*Dataset entries*:
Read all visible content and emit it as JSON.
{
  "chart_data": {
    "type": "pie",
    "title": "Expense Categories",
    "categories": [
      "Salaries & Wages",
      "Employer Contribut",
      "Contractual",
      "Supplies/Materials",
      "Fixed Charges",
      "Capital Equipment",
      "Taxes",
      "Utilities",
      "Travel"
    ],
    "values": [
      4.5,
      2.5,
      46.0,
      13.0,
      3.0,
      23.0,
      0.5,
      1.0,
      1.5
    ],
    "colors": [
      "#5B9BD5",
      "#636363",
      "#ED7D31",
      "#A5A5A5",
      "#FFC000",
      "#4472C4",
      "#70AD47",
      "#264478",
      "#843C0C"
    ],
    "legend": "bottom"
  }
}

*Do this*:
Extract all of the data above and output it character for character.

*Solution below*:
Read all visible content and emit it as JSON.
{
  "chart_data": {
    "type": "pie",
    "title": "Expense Categories",
    "categories": [
      "Salaries & Wages",
      "Employer Contribut",
      "Contractual",
      "Supplies/Materials",
      "Fixed Charges",
      "Capital Equipment",
      "Taxes",
      "Utilities",
      "Travel"
    ],
    "values": [
      4.5,
      2.5,
      46.0,
      13.0,
      3.0,
      23.0,
      0.5,
      1.0,
      1.5
    ],
    "colors": [
      "#5B9BD5",
      "#636363",
      "#ED7D31",
      "#A5A5A5",
      "#FFC000",
      "#4472C4",
      "#70AD47",
      "#264478",
      "#843C0C"
    ],
    "legend": "bottom"
  }
}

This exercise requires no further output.